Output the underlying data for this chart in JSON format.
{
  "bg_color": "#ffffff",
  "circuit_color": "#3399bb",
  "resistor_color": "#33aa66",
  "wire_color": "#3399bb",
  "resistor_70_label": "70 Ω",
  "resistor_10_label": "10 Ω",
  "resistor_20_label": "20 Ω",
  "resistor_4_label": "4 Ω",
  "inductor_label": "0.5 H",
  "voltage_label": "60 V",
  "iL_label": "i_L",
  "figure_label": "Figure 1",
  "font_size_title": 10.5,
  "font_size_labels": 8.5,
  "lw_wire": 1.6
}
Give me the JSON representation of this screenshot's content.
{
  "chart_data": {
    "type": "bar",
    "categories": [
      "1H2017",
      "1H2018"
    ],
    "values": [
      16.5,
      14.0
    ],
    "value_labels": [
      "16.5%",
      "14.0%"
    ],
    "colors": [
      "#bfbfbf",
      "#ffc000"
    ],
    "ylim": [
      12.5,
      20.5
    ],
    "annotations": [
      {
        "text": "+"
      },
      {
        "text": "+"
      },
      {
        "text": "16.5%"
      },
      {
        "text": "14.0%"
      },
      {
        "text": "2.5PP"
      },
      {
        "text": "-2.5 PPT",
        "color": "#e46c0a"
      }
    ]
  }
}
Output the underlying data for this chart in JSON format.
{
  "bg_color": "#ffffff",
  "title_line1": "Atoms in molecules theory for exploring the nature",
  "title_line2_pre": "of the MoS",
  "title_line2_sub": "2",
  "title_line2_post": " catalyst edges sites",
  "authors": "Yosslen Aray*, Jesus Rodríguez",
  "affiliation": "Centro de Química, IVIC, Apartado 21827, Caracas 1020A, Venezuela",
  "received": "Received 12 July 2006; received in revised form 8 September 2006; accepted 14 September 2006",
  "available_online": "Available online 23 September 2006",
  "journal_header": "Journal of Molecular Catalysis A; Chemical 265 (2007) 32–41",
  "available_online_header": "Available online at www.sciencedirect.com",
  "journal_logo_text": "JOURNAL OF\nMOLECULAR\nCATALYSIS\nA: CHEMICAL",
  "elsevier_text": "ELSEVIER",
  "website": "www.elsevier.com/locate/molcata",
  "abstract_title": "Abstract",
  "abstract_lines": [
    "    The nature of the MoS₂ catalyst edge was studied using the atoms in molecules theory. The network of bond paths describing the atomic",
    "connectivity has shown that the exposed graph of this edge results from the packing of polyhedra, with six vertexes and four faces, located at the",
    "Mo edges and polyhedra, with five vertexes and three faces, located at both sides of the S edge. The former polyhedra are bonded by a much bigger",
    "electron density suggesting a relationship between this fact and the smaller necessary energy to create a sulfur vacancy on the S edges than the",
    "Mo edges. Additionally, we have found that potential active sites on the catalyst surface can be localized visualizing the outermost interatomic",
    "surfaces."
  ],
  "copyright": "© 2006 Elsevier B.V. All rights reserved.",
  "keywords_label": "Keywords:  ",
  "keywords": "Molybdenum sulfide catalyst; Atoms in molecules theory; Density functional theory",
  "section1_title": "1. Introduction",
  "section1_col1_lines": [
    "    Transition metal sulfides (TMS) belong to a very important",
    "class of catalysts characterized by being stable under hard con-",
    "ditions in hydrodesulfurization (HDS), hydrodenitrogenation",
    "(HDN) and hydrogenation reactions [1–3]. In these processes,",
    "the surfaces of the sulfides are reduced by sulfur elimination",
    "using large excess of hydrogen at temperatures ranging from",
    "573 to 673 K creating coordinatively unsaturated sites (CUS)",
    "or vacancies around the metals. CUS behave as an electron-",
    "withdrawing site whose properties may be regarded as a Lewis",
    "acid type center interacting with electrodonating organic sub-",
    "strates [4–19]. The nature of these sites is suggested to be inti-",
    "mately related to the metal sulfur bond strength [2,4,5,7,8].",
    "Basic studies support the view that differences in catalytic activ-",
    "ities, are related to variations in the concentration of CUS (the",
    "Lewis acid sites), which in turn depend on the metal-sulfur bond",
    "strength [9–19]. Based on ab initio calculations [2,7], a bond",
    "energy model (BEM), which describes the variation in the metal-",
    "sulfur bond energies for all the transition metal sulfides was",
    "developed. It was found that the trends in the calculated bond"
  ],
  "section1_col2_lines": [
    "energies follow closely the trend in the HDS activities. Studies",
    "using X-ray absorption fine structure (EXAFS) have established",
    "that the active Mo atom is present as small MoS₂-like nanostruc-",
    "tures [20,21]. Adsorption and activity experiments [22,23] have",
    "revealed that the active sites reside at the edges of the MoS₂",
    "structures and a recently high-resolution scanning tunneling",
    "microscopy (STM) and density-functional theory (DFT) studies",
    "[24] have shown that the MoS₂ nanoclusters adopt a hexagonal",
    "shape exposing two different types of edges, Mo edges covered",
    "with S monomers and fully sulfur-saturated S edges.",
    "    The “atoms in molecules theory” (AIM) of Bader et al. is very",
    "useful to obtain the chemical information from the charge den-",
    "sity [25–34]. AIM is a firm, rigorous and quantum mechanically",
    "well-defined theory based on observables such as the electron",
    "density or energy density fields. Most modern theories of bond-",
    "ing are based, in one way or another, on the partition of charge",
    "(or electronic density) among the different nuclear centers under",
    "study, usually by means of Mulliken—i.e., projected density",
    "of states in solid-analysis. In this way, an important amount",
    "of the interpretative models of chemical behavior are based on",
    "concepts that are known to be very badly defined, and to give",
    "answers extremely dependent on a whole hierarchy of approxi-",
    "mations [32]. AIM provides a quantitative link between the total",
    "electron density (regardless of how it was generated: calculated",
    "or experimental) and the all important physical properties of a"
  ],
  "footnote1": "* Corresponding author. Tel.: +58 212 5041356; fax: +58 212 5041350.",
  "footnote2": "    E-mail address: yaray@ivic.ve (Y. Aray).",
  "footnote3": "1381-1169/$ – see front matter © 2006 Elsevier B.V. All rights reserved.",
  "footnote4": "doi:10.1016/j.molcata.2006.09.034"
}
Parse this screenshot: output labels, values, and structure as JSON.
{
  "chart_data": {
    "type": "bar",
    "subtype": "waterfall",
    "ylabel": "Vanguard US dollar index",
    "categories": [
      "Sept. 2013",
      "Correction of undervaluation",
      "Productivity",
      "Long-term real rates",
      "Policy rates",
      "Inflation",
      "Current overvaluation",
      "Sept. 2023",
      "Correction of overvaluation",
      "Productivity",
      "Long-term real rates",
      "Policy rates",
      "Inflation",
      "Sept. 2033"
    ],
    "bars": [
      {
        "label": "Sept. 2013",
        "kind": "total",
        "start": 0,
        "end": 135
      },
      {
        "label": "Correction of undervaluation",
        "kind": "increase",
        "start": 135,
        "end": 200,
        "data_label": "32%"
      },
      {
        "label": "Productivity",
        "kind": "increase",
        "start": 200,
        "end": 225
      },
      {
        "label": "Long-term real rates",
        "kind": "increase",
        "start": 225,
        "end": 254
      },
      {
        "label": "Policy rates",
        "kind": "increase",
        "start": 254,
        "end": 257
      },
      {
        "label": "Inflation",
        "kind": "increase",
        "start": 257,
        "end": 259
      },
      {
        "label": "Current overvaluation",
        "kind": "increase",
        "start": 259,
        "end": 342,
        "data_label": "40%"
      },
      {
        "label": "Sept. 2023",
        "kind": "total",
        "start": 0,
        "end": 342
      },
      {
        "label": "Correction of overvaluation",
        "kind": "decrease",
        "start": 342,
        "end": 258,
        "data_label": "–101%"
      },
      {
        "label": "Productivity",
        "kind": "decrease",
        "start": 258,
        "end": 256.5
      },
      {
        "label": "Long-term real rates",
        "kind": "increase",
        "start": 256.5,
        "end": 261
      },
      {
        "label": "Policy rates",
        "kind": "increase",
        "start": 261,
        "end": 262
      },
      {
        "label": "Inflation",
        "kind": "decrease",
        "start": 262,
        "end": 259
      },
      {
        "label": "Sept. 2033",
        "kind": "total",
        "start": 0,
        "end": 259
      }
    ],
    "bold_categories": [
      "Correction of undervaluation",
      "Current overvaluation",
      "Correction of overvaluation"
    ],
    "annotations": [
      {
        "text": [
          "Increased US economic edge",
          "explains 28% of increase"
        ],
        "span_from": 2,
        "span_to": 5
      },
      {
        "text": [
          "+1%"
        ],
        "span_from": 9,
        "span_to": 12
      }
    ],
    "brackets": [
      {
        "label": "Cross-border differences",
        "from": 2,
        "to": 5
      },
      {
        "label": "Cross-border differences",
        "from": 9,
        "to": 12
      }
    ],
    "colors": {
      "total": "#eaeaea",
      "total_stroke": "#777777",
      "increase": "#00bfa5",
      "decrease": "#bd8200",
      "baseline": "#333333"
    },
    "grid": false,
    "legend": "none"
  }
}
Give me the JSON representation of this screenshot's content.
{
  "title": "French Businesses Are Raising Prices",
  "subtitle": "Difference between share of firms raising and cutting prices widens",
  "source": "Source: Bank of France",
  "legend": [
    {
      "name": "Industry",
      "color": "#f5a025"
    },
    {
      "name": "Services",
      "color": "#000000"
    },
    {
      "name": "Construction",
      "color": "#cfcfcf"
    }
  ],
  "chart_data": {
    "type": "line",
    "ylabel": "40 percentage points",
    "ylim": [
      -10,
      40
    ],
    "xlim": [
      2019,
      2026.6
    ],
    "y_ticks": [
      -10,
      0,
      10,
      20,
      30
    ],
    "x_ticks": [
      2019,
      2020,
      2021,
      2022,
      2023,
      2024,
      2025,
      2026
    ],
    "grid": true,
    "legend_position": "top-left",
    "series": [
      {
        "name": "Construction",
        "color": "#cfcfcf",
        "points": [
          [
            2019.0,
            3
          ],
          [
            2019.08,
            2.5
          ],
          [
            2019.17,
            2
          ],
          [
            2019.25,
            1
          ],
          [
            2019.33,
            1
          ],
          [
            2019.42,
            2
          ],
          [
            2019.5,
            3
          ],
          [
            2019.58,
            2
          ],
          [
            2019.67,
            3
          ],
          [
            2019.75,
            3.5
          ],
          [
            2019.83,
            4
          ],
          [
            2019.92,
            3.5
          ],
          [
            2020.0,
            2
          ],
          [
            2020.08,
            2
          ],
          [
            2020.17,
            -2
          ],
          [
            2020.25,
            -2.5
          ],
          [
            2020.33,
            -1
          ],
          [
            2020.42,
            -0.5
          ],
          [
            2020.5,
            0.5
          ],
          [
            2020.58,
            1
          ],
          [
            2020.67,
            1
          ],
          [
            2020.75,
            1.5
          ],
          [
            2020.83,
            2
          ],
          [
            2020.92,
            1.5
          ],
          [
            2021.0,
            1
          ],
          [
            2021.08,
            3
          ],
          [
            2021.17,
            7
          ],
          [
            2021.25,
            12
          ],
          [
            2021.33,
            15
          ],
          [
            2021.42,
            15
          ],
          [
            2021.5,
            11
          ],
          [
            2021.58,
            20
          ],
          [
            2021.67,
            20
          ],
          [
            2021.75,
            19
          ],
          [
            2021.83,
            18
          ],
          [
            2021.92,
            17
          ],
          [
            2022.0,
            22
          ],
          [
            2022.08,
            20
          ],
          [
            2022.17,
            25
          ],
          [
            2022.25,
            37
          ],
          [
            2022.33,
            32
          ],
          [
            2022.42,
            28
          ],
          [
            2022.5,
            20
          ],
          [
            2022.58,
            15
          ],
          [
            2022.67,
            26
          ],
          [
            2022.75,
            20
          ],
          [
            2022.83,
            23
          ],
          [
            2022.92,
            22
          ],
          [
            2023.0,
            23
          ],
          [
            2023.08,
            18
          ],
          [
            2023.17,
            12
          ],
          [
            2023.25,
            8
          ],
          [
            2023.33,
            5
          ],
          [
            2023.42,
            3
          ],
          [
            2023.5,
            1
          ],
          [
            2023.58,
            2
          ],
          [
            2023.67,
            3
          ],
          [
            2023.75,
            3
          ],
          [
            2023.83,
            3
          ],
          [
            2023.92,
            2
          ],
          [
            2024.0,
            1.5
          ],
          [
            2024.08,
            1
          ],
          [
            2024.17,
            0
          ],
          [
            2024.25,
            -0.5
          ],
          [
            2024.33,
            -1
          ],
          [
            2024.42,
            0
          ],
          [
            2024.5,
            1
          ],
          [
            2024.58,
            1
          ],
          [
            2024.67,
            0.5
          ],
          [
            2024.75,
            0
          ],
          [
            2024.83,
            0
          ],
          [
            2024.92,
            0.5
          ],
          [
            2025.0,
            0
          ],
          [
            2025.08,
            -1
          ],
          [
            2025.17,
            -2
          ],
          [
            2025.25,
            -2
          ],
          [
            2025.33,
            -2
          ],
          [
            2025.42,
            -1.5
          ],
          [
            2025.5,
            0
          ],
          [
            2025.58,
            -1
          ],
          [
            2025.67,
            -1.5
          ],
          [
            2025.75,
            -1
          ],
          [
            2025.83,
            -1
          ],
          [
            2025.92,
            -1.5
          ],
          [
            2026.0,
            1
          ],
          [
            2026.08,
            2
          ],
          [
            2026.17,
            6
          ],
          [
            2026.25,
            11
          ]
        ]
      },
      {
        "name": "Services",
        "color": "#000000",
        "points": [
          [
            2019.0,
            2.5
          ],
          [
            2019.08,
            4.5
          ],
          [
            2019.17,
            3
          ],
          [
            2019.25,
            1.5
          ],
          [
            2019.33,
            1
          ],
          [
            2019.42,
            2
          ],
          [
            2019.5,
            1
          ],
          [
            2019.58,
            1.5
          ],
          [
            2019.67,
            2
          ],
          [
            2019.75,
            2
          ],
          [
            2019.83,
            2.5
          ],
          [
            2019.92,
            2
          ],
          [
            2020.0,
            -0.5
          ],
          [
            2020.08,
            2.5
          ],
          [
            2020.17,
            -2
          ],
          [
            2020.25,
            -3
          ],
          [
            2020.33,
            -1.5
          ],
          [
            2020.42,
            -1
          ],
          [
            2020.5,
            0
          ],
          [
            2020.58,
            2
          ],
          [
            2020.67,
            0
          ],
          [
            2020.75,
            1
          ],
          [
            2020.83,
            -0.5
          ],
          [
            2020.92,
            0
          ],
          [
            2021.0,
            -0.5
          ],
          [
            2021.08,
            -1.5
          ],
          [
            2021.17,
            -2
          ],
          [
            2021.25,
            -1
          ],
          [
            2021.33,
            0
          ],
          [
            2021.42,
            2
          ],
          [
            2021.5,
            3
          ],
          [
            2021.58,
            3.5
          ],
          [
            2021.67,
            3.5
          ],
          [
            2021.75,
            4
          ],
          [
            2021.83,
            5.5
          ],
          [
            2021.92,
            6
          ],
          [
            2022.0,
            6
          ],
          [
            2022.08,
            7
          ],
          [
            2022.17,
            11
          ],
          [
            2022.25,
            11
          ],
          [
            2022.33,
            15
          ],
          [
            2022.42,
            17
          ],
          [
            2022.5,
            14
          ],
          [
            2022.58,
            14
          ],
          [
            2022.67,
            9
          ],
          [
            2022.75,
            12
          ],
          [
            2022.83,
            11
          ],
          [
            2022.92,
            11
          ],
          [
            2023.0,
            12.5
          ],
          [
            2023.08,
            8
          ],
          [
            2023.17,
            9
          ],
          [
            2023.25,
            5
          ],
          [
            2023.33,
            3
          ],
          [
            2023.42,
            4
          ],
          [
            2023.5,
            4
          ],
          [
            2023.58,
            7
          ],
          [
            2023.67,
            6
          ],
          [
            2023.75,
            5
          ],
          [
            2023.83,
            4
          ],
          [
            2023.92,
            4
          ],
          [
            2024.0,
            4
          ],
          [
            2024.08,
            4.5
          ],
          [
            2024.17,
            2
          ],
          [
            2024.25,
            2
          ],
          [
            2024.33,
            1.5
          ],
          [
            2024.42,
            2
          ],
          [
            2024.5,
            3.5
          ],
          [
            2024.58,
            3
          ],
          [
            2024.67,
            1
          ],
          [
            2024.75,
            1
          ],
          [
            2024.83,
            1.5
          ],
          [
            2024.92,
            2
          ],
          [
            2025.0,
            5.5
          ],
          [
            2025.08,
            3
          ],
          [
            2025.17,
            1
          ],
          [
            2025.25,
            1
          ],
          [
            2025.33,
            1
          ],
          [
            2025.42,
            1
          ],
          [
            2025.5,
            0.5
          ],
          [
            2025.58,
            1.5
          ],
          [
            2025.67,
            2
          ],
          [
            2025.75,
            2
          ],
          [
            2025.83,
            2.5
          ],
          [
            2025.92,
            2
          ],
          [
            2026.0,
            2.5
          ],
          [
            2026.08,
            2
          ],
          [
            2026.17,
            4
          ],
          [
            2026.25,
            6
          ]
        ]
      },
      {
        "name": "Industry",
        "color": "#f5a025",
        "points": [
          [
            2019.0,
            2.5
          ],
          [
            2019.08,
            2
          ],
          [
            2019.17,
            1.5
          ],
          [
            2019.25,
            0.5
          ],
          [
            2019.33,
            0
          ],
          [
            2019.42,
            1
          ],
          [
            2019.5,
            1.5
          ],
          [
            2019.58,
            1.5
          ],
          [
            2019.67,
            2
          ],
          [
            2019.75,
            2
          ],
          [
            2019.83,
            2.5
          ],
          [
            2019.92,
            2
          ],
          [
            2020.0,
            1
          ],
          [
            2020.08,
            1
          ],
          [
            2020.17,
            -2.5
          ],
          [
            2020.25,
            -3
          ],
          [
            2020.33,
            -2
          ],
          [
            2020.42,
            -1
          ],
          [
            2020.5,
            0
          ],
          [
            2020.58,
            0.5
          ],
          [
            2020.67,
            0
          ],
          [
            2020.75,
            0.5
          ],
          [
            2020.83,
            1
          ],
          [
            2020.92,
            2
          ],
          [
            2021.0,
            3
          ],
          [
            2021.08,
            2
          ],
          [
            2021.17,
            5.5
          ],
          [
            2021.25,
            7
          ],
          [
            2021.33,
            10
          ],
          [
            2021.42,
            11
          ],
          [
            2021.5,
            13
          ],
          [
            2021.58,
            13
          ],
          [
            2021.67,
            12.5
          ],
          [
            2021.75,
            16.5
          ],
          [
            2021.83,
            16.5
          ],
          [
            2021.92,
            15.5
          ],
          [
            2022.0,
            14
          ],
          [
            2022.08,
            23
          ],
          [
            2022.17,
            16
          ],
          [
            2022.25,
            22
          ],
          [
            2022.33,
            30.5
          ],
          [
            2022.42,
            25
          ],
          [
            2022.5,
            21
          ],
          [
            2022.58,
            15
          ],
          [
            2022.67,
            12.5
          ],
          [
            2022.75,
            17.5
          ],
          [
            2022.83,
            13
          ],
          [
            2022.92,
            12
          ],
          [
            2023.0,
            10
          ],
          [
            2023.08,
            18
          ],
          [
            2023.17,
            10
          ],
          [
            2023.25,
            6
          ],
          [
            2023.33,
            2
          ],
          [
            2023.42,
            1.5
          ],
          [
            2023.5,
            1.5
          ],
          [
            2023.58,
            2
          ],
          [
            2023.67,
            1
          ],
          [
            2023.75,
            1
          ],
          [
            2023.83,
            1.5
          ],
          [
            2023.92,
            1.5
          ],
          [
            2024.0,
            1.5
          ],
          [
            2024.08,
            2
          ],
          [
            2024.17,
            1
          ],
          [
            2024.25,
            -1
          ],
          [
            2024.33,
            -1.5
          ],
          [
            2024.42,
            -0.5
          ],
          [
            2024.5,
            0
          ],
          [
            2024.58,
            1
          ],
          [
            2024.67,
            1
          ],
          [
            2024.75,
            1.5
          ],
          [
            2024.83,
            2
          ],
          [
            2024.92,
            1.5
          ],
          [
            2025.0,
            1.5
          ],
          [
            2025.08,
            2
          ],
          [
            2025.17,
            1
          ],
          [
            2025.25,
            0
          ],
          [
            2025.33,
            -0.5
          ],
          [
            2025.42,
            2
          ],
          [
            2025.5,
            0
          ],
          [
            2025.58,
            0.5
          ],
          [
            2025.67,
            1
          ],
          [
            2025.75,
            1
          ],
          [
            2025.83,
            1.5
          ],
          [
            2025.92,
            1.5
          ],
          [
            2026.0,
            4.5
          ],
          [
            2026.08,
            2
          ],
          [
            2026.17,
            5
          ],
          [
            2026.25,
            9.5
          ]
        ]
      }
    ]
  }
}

+--

# OBJECTIVE:
Filter the listing for the word "active" and copy every line that holds it.

# ANSWER TO THIS EXERCISE:
    "Mo edges. Additionally, we have found that potential active sites on the catalyst surface can be localized visualizing the outermost interatomic",
    "that the active Mo atom is present as small MoS₂-like nanostruc-",
    "revealed that the active sites reside at the edges of the MoS₂",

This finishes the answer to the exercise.